**Your goal**
Return each line of the entries below without any change.

---- Source material

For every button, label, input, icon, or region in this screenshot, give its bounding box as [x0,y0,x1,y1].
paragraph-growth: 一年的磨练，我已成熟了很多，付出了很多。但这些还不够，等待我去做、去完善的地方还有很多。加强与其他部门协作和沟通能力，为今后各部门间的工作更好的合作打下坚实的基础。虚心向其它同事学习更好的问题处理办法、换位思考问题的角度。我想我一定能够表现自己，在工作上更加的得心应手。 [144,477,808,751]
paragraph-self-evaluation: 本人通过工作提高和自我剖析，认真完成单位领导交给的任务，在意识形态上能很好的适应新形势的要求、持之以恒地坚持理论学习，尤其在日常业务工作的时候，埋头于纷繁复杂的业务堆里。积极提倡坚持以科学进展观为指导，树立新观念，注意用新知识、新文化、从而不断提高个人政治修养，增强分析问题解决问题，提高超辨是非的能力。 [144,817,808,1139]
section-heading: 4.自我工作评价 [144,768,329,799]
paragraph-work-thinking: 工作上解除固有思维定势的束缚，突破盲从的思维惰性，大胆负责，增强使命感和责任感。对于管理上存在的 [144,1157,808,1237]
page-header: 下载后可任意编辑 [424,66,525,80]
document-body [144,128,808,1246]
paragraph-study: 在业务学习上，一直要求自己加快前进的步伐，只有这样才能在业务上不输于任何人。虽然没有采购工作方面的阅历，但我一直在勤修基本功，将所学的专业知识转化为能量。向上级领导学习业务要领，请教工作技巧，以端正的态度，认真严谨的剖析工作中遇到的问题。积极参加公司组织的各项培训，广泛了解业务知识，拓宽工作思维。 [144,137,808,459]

--------

**Answer to the task**
For every button, label, input, icon, or region in this screenshot, give its bounding box as [x0,y0,x1,y1].
paragraph-growth: 一年的磨练，我已成熟了很多，付出了很多。但这些还不够，等待我去做、去完善的地方还有很多。加强与其他部门协作和沟通能力，为今后各部门间的工作更好的合作打下坚实的基础。虚心向其它同事学习更好的问题处理办法、换位思考问题的角度。我想我一定能够表现自己，在工作上更加的得心应手。 [144,477,808,751]
paragraph-self-evaluation: 本人通过工作提高和自我剖析，认真完成单位领导交给的任务，在意识形态上能很好的适应新形势的要求、持之以恒地坚持理论学习，尤其在日常业务工作的时候，埋头于纷繁复杂的业务堆里。积极提倡坚持以科学进展观为指导，树立新观念，注意用新知识、新文化、从而不断提高个人政治修养，增强分析问题解决问题，提高超辨是非的能力。 [144,817,808,1139]
section-heading: 4.自我工作评价 [144,768,329,799]
paragraph-work-thinking: 工作上解除固有思维定势的束缚，突破盲从的思维惰性，大胆负责，增强使命感和责任感。对于管理上存在的 [144,1157,808,1237]
page-header: 下载后可任意编辑 [424,66,525,80]
document-body [144,128,808,1246]
paragraph-study: 在业务学习上，一直要求自己加快前进的步伐，只有这样才能在业务上不输于任何人。虽然没有采购工作方面的阅历，但我一直在勤修基本功，将所学的专业知识转化为能量。向上级领导学习业务要领，请教工作技巧，以端正的态度，认真严谨的剖析工作中遇到的问题。积极参加公司组织的各项培训，广泛了解业务知识，拓宽工作思维。 [144,137,808,459]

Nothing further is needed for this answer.